The required output is the exact sequence of lines from the line holding "Parse this screenshot: output" to the end of the records, inclusive.

++++ Provided entries

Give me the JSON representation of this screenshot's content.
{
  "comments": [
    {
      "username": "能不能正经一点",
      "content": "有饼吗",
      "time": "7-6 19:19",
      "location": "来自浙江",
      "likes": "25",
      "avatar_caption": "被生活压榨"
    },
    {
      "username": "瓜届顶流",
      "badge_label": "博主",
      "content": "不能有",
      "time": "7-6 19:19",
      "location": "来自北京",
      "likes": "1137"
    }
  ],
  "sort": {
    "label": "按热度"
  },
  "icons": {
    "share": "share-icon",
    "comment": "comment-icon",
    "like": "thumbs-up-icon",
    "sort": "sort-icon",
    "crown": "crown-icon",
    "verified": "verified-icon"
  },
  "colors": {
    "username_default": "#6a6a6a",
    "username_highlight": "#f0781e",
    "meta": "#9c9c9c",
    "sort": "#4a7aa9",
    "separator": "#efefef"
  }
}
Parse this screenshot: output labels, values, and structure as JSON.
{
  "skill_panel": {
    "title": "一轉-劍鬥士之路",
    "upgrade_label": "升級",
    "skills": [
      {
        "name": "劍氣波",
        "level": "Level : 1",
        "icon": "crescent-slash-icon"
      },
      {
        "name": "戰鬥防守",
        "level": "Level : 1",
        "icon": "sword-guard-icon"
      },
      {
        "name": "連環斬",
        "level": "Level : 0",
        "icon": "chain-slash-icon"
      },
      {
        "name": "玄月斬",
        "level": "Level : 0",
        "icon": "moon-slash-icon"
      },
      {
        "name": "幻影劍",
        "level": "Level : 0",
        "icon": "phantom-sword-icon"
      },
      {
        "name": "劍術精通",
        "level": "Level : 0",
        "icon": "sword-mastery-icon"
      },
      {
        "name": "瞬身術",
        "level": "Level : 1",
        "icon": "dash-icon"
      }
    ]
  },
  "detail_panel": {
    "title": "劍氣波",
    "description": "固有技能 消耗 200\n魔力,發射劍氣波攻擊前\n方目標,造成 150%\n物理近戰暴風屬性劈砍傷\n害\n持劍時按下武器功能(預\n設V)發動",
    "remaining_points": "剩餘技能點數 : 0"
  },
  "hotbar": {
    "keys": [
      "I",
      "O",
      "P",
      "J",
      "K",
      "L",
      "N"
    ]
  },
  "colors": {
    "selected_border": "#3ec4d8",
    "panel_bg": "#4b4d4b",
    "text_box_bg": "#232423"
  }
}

++++++++

## Complete response
Parse this screenshot: output labels, values, and structure as JSON.
{
  "skill_panel": {
    "title": "一轉-劍鬥士之路",
    "upgrade_label": "升級",
    "skills": [
      {
        "name": "劍氣波",
        "level": "Level : 1",
        "icon": "crescent-slash-icon"
      },
      {
        "name": "戰鬥防守",
        "level": "Level : 1",
        "icon": "sword-guard-icon"
      },
      {
        "name": "連環斬",
        "level": "Level : 0",
        "icon": "chain-slash-icon"
      },
      {
        "name": "玄月斬",
        "level": "Level : 0",
        "icon": "moon-slash-icon"
      },
      {
        "name": "幻影劍",
        "level": "Level : 0",
        "icon": "phantom-sword-icon"
      },
      {
        "name": "劍術精通",
        "level": "Level : 0",
        "icon": "sword-mastery-icon"
      },
      {
        "name": "瞬身術",
        "level": "Level : 1",
        "icon": "dash-icon"
      }
    ]
  },
  "detail_panel": {
    "title": "劍氣波",
    "description": "固有技能 消耗 200\n魔力,發射劍氣波攻擊前\n方目標,造成 150%\n物理近戰暴風屬性劈砍傷\n害\n持劍時按下武器功能(預\n設V)發動",
    "remaining_points": "剩餘技能點數 : 0"
  },
  "hotbar": {
    "keys": [
      "I",
      "O",
      "P",
      "J",
      "K",
      "L",
      "N"
    ]
  },
  "colors": {
    "selected_border": "#3ec4d8",
    "panel_bg": "#4b4d4b",
    "text_box_bg": "#232423"
  }
}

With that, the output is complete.